• AIM OF THE EXERCISE
Pull every line that holds the word "Untitled" from the entries.
══════════
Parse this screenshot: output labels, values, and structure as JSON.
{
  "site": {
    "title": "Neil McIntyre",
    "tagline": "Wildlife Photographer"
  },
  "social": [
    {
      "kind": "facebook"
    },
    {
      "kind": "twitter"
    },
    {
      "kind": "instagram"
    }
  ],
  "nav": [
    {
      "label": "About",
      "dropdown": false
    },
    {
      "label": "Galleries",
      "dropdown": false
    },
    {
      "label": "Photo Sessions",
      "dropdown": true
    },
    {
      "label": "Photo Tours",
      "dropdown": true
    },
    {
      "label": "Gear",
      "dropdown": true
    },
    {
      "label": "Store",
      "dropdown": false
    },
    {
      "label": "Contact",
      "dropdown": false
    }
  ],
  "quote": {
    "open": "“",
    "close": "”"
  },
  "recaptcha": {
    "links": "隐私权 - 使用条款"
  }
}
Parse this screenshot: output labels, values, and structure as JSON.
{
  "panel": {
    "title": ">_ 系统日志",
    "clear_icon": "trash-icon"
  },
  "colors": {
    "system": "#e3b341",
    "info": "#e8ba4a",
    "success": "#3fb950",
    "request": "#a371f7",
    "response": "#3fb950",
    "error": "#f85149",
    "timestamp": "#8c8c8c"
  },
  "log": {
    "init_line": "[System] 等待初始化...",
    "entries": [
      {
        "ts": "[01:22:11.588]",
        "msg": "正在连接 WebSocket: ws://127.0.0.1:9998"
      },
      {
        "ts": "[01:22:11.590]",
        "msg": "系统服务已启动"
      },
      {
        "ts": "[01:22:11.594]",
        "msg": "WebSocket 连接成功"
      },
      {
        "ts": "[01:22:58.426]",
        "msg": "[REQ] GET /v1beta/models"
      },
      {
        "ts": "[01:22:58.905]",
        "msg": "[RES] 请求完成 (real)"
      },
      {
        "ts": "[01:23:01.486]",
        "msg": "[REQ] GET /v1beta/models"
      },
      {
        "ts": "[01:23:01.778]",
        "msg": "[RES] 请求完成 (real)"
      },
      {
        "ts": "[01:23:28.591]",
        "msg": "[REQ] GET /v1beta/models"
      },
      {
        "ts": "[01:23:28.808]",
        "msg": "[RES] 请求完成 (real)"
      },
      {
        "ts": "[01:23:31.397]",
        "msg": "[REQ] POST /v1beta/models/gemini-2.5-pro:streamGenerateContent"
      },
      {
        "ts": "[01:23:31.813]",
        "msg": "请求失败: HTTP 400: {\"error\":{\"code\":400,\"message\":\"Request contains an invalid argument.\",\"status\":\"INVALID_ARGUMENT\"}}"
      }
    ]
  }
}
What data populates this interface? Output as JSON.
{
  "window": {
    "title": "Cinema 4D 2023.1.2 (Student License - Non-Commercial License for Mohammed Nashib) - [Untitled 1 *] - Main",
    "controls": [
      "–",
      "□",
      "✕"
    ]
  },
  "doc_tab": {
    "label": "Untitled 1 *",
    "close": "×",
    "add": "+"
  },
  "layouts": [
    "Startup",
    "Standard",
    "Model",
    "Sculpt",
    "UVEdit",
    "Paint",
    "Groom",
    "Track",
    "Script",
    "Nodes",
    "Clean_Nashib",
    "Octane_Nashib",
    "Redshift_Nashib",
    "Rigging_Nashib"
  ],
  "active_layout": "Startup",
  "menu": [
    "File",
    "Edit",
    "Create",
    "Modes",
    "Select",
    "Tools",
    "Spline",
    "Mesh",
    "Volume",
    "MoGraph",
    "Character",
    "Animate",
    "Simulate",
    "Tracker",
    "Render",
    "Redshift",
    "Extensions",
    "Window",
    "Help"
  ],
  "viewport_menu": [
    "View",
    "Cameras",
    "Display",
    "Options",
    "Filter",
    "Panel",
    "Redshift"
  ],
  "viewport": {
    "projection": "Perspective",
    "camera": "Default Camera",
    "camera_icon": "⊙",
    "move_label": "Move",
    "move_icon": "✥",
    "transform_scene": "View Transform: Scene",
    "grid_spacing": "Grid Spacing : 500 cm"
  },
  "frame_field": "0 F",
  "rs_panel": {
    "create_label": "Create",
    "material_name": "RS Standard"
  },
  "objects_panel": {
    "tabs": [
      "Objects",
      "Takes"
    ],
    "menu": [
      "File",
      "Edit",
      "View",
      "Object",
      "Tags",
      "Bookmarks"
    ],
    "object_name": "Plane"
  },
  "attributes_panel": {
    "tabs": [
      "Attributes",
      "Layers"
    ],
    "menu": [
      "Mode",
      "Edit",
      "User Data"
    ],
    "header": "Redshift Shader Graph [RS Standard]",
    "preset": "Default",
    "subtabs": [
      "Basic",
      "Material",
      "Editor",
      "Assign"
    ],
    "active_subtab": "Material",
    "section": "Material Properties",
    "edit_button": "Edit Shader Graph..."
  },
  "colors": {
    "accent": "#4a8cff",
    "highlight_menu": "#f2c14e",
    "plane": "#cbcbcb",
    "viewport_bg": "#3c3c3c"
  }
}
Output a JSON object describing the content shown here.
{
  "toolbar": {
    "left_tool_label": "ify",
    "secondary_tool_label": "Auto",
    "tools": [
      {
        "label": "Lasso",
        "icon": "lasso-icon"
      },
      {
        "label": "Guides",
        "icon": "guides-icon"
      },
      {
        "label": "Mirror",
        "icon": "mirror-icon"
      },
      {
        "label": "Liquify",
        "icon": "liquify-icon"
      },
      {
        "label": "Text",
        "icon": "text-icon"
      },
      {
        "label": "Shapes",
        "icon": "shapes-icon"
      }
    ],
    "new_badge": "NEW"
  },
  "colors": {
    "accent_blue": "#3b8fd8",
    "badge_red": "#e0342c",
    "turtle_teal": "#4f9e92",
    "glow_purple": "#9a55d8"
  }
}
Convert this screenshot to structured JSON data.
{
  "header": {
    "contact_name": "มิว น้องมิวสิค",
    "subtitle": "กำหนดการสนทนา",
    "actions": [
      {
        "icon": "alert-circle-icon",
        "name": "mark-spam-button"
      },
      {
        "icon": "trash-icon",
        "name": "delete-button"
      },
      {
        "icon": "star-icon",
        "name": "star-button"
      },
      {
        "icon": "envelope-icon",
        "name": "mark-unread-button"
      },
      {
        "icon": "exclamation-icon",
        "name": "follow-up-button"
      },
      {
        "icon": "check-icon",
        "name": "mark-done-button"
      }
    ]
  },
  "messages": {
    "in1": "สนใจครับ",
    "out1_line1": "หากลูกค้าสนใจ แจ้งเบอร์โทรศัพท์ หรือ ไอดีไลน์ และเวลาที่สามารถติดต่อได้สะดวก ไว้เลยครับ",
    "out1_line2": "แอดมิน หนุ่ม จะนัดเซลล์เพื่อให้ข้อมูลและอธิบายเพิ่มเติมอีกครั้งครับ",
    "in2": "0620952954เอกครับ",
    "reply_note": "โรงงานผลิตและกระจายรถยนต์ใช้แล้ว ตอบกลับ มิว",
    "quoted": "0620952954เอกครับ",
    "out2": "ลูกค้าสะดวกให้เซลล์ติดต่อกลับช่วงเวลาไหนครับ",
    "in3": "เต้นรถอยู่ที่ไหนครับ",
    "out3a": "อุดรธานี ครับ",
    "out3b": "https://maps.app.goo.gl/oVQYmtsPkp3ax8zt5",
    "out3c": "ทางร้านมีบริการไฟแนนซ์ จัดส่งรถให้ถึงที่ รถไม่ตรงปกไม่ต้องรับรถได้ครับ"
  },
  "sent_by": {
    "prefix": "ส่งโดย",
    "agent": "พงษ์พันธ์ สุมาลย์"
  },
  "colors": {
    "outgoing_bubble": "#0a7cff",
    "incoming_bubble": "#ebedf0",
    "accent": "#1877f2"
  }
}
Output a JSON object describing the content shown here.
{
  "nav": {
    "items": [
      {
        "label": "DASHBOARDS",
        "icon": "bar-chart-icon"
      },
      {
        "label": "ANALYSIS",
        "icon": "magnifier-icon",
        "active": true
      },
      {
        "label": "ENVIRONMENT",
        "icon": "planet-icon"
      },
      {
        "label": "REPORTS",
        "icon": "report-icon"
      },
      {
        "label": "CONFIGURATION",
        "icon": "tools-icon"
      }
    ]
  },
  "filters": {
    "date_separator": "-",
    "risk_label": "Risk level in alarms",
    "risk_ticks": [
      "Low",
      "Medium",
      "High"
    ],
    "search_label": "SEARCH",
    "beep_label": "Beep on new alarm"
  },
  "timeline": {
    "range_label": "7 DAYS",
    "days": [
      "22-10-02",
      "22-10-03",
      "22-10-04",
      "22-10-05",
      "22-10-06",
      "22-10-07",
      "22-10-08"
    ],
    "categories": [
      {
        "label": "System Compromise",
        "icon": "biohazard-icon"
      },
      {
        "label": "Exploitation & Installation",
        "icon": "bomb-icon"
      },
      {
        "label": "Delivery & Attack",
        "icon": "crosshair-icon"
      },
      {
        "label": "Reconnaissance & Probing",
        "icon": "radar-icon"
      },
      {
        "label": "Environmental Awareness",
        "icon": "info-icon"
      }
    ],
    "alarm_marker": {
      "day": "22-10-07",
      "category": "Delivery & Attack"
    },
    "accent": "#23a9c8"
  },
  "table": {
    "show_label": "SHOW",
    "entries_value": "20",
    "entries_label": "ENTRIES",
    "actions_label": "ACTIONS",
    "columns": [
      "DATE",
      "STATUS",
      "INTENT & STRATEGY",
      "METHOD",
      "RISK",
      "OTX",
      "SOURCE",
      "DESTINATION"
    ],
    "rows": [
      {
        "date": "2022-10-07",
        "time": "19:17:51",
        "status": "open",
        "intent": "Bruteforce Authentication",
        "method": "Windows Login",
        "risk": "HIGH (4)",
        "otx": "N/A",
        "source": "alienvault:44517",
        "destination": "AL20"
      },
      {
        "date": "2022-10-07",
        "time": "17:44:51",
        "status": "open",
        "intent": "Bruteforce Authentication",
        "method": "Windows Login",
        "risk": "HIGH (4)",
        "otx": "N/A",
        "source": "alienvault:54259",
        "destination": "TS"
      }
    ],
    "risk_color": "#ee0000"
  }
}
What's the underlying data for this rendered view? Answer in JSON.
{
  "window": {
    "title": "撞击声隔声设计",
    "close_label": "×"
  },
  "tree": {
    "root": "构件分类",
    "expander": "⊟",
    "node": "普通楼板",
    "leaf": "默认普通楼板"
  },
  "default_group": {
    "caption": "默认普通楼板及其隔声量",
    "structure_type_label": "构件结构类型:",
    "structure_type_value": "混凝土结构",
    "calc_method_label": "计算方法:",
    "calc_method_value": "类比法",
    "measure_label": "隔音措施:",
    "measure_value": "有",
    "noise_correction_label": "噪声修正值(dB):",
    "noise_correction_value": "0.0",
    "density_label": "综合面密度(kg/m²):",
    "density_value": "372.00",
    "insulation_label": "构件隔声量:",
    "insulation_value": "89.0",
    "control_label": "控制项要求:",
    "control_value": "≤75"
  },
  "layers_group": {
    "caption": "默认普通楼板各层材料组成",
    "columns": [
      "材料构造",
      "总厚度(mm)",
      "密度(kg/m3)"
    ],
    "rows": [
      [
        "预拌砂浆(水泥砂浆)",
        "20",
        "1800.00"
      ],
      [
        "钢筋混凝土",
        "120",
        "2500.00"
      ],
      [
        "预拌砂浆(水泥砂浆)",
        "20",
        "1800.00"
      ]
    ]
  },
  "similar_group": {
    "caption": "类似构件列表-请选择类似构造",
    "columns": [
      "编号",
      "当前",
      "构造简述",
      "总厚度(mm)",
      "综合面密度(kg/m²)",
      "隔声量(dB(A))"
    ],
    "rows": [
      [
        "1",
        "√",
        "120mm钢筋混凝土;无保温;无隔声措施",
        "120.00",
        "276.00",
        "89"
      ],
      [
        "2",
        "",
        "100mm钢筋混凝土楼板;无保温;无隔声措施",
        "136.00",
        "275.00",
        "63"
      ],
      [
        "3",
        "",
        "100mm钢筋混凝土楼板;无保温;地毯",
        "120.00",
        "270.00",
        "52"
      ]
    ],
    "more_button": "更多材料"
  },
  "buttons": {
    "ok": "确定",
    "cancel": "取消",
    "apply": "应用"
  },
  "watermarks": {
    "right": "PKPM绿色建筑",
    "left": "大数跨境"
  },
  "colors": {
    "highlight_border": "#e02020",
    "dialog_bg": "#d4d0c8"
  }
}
══════════
• ANSWER
    "title": "Cinema 4D 2023.1.2 (Student License - Non-Commercial License for Mohammed Nashib) - [Untitled 1 *] - Main",
    "label": "Untitled 1 *",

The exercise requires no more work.